● Source data
— START —
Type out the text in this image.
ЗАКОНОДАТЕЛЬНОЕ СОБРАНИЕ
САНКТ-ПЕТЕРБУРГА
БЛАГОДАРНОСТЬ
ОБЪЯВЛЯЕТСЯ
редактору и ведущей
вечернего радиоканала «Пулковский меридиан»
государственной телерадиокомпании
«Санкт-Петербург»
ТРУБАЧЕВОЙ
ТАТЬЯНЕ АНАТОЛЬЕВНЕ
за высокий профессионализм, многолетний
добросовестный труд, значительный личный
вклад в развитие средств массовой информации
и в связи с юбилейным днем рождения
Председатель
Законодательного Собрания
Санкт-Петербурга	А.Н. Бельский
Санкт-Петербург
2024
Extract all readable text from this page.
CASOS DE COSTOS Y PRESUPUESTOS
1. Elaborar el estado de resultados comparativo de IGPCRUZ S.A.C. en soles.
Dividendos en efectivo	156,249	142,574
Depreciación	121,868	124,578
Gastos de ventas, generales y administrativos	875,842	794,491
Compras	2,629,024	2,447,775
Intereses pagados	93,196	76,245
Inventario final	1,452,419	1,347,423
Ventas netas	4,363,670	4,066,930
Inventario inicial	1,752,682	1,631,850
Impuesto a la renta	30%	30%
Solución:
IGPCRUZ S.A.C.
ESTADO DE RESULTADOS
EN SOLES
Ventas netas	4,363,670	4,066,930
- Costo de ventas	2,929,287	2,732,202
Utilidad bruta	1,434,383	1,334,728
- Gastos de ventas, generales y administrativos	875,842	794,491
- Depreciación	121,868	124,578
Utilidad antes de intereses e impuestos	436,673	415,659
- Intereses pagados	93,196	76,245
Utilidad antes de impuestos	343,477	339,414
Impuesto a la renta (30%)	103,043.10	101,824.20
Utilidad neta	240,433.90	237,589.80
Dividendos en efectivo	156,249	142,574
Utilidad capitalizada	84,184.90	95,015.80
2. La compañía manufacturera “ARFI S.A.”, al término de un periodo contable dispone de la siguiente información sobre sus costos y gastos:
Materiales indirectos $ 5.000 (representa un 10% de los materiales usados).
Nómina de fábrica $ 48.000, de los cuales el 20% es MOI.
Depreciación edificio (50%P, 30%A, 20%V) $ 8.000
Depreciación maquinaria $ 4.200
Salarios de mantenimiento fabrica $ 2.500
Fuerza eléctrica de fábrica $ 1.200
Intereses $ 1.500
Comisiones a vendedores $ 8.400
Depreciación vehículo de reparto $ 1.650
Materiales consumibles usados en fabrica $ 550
— END —
● Stated exercise
Provide all the records again, word for word.

● Task output
Type out the text in this image.
ЗАКОНОДАТЕЛЬНОЕ СОБРАНИЕ
САНКТ-ПЕТЕРБУРГА
БЛАГОДАРНОСТЬ
ОБЪЯВЛЯЕТСЯ
редактору и ведущей
вечернего радиоканала «Пулковский меридиан»
государственной телерадиокомпании
«Санкт-Петербург»
ТРУБАЧЕВОЙ
ТАТЬЯНЕ АНАТОЛЬЕВНЕ
за высокий профессионализм, многолетний
добросовестный труд, значительный личный
вклад в развитие средств массовой информации
и в связи с юбилейным днем рождения
Председатель
Законодательного Собрания
Санкт-Петербурга	А.Н. Бельский
Санкт-Петербург
2024
Extract all readable text from this page.
CASOS DE COSTOS Y PRESUPUESTOS
1. Elaborar el estado de resultados comparativo de IGPCRUZ S.A.C. en soles.
Dividendos en efectivo	156,249	142,574
Depreciación	121,868	124,578
Gastos de ventas, generales y administrativos	875,842	794,491
Compras	2,629,024	2,447,775
Intereses pagados	93,196	76,245
Inventario final	1,452,419	1,347,423
Ventas netas	4,363,670	4,066,930
Inventario inicial	1,752,682	1,631,850
Impuesto a la renta	30%	30%
Solución:
IGPCRUZ S.A.C.
ESTADO DE RESULTADOS
EN SOLES
Ventas netas	4,363,670	4,066,930
- Costo de ventas	2,929,287	2,732,202
Utilidad bruta	1,434,383	1,334,728
- Gastos de ventas, generales y administrativos	875,842	794,491
- Depreciación	121,868	124,578
Utilidad antes de intereses e impuestos	436,673	415,659
- Intereses pagados	93,196	76,245
Utilidad antes de impuestos	343,477	339,414
Impuesto a la renta (30%)	103,043.10	101,824.20
Utilidad neta	240,433.90	237,589.80
Dividendos en efectivo	156,249	142,574
Utilidad capitalizada	84,184.90	95,015.80
2. La compañía manufacturera “ARFI S.A.”, al término de un periodo contable dispone de la siguiente información sobre sus costos y gastos:
Materiales indirectos $ 5.000 (representa un 10% de los materiales usados).
Nómina de fábrica $ 48.000, de los cuales el 20% es MOI.
Depreciación edificio (50%P, 30%A, 20%V) $ 8.000
Depreciación maquinaria $ 4.200
Salarios de mantenimiento fabrica $ 2.500
Fuerza eléctrica de fábrica $ 1.200
Intereses $ 1.500
Comisiones a vendedores $ 8.400
Depreciación vehículo de reparto $ 1.650
Materiales consumibles usados en fabrica $ 550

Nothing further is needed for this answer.